* _Records supplied_:
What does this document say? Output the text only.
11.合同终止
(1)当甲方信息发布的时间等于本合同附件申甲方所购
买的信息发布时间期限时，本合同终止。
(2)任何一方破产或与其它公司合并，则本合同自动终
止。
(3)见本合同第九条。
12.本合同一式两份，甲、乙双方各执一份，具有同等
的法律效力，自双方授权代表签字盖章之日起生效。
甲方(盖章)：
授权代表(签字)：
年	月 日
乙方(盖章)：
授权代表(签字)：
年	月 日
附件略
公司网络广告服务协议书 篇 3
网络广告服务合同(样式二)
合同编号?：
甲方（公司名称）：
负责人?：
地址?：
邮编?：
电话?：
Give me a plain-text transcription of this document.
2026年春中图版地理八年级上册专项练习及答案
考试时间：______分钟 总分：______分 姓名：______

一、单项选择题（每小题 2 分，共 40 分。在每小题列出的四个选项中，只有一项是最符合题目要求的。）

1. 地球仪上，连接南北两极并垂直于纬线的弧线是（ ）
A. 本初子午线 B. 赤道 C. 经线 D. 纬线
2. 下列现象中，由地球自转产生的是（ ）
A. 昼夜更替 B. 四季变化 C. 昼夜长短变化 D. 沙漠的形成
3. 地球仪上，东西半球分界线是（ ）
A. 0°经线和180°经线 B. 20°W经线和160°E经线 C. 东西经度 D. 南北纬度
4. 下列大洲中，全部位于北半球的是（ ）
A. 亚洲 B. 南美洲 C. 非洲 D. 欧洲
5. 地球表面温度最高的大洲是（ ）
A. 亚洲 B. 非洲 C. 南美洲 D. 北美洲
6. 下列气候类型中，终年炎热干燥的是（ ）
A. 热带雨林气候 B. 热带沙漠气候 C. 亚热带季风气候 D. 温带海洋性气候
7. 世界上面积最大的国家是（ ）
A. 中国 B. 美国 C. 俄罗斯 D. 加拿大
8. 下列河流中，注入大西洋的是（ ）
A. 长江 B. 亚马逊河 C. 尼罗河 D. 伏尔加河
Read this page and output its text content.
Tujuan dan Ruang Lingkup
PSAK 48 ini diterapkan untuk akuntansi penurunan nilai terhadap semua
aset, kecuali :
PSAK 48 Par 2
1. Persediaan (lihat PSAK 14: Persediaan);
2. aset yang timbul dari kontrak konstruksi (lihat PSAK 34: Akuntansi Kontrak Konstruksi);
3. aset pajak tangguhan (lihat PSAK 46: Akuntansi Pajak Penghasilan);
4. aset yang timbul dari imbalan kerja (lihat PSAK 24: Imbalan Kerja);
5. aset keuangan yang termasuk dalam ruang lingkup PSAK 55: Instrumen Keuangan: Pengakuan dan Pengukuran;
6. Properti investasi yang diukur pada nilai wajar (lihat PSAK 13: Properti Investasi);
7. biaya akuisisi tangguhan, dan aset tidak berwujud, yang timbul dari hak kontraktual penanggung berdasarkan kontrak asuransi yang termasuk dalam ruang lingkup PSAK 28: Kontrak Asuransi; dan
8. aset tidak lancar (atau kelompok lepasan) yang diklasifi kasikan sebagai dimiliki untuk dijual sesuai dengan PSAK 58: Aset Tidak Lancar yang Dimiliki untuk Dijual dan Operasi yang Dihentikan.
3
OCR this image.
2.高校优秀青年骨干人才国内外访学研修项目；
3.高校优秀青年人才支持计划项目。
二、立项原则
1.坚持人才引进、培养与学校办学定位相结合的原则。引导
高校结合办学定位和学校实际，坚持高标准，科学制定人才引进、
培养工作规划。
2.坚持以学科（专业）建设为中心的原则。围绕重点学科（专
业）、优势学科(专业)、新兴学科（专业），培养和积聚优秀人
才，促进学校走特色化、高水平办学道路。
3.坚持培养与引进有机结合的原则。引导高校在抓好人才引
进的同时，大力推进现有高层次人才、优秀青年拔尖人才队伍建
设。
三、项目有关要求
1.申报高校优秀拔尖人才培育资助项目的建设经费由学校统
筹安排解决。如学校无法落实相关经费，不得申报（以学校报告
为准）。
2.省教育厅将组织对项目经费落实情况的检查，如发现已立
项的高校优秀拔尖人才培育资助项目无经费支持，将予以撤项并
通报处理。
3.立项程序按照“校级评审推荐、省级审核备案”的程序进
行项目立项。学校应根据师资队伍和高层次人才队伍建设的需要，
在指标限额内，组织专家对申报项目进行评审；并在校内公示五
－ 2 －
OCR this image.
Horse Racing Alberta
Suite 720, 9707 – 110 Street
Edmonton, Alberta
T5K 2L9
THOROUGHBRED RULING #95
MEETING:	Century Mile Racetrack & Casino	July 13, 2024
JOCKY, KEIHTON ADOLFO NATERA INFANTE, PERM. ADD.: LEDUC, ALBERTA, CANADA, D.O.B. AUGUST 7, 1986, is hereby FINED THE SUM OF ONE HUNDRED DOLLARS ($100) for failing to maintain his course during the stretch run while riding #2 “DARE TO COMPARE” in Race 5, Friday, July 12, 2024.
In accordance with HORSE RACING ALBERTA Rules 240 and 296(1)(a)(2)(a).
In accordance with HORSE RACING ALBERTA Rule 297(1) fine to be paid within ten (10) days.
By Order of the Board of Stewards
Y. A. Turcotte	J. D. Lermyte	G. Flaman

* _Given problem_: Faithfully copy every entry, leaving nothing out.

* _Written solution_:
What does this document say? Output the text only.
11.合同终止
(1)当甲方信息发布的时间等于本合同附件申甲方所购
买的信息发布时间期限时，本合同终止。
(2)任何一方破产或与其它公司合并，则本合同自动终
止。
(3)见本合同第九条。
12.本合同一式两份，甲、乙双方各执一份，具有同等
的法律效力，自双方授权代表签字盖章之日起生效。
甲方(盖章)：
授权代表(签字)：
年	月 日
乙方(盖章)：
授权代表(签字)：
年	月 日
附件略
公司网络广告服务协议书 篇 3
网络广告服务合同(样式二)
合同编号?：
甲方（公司名称）：
负责人?：
地址?：
邮编?：
电话?：
Give me a plain-text transcription of this document.
2026年春中图版地理八年级上册专项练习及答案
考试时间：______分钟 总分：______分 姓名：______

一、单项选择题（每小题 2 分，共 40 分。在每小题列出的四个选项中，只有一项是最符合题目要求的。）

1. 地球仪上，连接南北两极并垂直于纬线的弧线是（ ）
A. 本初子午线 B. 赤道 C. 经线 D. 纬线
2. 下列现象中，由地球自转产生的是（ ）
A. 昼夜更替 B. 四季变化 C. 昼夜长短变化 D. 沙漠的形成
3. 地球仪上，东西半球分界线是（ ）
A. 0°经线和180°经线 B. 20°W经线和160°E经线 C. 东西经度 D. 南北纬度
4. 下列大洲中，全部位于北半球的是（ ）
A. 亚洲 B. 南美洲 C. 非洲 D. 欧洲
5. 地球表面温度最高的大洲是（ ）
A. 亚洲 B. 非洲 C. 南美洲 D. 北美洲
6. 下列气候类型中，终年炎热干燥的是（ ）
A. 热带雨林气候 B. 热带沙漠气候 C. 亚热带季风气候 D. 温带海洋性气候
7. 世界上面积最大的国家是（ ）
A. 中国 B. 美国 C. 俄罗斯 D. 加拿大
8. 下列河流中，注入大西洋的是（ ）
A. 长江 B. 亚马逊河 C. 尼罗河 D. 伏尔加河
Read this page and output its text content.
Tujuan dan Ruang Lingkup
PSAK 48 ini diterapkan untuk akuntansi penurunan nilai terhadap semua
aset, kecuali :
PSAK 48 Par 2
1. Persediaan (lihat PSAK 14: Persediaan);
2. aset yang timbul dari kontrak konstruksi (lihat PSAK 34: Akuntansi Kontrak Konstruksi);
3. aset pajak tangguhan (lihat PSAK 46: Akuntansi Pajak Penghasilan);
4. aset yang timbul dari imbalan kerja (lihat PSAK 24: Imbalan Kerja);
5. aset keuangan yang termasuk dalam ruang lingkup PSAK 55: Instrumen Keuangan: Pengakuan dan Pengukuran;
6. Properti investasi yang diukur pada nilai wajar (lihat PSAK 13: Properti Investasi);
7. biaya akuisisi tangguhan, dan aset tidak berwujud, yang timbul dari hak kontraktual penanggung berdasarkan kontrak asuransi yang termasuk dalam ruang lingkup PSAK 28: Kontrak Asuransi; dan
8. aset tidak lancar (atau kelompok lepasan) yang diklasifi kasikan sebagai dimiliki untuk dijual sesuai dengan PSAK 58: Aset Tidak Lancar yang Dimiliki untuk Dijual dan Operasi yang Dihentikan.
3
OCR this image.
2.高校优秀青年骨干人才国内外访学研修项目；
3.高校优秀青年人才支持计划项目。
二、立项原则
1.坚持人才引进、培养与学校办学定位相结合的原则。引导
高校结合办学定位和学校实际，坚持高标准，科学制定人才引进、
培养工作规划。
2.坚持以学科（专业）建设为中心的原则。围绕重点学科（专
业）、优势学科(专业)、新兴学科（专业），培养和积聚优秀人
才，促进学校走特色化、高水平办学道路。
3.坚持培养与引进有机结合的原则。引导高校在抓好人才引
进的同时，大力推进现有高层次人才、优秀青年拔尖人才队伍建
设。
三、项目有关要求
1.申报高校优秀拔尖人才培育资助项目的建设经费由学校统
筹安排解决。如学校无法落实相关经费，不得申报（以学校报告
为准）。
2.省教育厅将组织对项目经费落实情况的检查，如发现已立
项的高校优秀拔尖人才培育资助项目无经费支持，将予以撤项并
通报处理。
3.立项程序按照“校级评审推荐、省级审核备案”的程序进
行项目立项。学校应根据师资队伍和高层次人才队伍建设的需要，
在指标限额内，组织专家对申报项目进行评审；并在校内公示五
－ 2 －
OCR this image.
Horse Racing Alberta
Suite 720, 9707 – 110 Street
Edmonton, Alberta
T5K 2L9
THOROUGHBRED RULING #95
MEETING:	Century Mile Racetrack & Casino	July 13, 2024
JOCKY, KEIHTON ADOLFO NATERA INFANTE, PERM. ADD.: LEDUC, ALBERTA, CANADA, D.O.B. AUGUST 7, 1986, is hereby FINED THE SUM OF ONE HUNDRED DOLLARS ($100) for failing to maintain his course during the stretch run while riding #2 “DARE TO COMPARE” in Race 5, Friday, July 12, 2024.
In accordance with HORSE RACING ALBERTA Rules 240 and 296(1)(a)(2)(a).
In accordance with HORSE RACING ALBERTA Rule 297(1) fine to be paid within ten (10) days.
By Order of the Board of Stewards
Y. A. Turcotte	J. D. Lermyte	G. Flaman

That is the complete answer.